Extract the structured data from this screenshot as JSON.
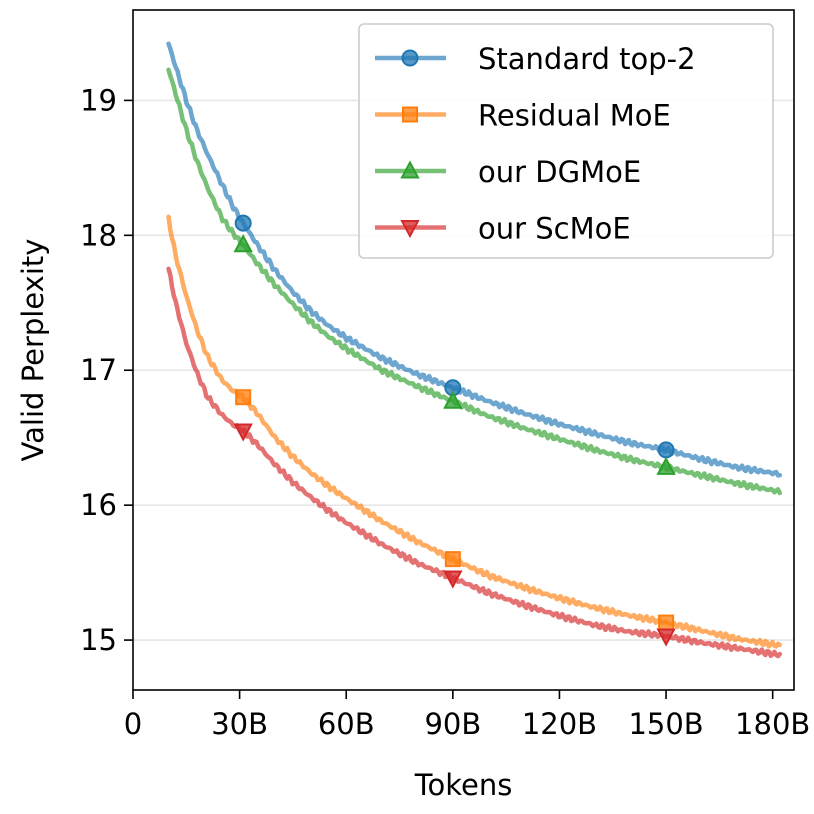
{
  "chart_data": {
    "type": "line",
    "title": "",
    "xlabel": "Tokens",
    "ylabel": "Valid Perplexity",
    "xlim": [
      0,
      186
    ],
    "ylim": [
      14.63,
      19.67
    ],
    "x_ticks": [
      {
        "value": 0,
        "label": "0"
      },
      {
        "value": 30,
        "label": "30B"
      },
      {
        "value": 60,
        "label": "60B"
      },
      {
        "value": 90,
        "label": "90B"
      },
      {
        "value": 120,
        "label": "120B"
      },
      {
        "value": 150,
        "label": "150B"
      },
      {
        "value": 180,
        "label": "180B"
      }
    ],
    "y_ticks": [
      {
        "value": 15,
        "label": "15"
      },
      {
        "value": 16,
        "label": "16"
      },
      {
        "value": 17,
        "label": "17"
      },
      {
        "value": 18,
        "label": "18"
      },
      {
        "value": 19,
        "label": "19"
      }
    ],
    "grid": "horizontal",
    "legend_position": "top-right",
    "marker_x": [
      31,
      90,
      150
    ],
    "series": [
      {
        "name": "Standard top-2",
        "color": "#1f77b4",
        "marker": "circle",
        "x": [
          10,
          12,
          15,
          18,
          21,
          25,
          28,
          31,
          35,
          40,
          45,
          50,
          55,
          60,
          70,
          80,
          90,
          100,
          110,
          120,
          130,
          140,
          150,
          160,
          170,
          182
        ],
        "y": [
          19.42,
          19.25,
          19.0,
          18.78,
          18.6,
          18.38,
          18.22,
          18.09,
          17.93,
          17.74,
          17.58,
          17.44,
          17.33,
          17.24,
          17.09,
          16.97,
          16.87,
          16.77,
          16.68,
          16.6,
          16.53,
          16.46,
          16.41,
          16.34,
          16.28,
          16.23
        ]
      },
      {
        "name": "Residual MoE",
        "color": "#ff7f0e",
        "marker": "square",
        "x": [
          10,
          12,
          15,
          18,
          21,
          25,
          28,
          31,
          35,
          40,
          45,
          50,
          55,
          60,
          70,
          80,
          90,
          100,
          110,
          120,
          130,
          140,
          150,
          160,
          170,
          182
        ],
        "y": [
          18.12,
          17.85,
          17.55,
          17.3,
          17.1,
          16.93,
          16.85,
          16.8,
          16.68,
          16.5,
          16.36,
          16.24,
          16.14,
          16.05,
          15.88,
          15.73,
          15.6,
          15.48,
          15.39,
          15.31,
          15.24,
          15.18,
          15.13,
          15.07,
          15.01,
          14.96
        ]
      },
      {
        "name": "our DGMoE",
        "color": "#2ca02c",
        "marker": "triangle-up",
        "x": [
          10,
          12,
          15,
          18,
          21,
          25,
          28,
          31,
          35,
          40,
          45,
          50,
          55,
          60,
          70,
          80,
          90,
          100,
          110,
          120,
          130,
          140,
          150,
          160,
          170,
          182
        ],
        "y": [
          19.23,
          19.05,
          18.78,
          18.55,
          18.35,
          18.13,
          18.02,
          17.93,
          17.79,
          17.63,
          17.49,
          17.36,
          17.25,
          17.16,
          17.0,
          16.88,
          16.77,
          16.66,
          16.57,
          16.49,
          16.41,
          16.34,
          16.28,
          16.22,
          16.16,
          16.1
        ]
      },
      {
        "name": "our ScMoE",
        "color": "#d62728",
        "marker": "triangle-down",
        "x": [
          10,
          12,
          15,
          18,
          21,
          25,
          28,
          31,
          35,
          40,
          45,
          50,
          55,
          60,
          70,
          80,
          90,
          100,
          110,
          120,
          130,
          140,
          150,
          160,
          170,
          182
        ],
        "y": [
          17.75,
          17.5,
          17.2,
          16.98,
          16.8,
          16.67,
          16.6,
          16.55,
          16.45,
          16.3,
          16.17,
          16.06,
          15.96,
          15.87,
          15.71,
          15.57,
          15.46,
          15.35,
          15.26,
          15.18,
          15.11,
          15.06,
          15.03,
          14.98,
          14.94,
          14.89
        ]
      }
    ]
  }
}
※
REQUIRED WORK
List every line above containing the word "color".

CORRECT RESPONSE
        "color": "#1f77b4",
        "color": "#ff7f0e",
        "color": "#2ca02c",
        "color": "#d62728",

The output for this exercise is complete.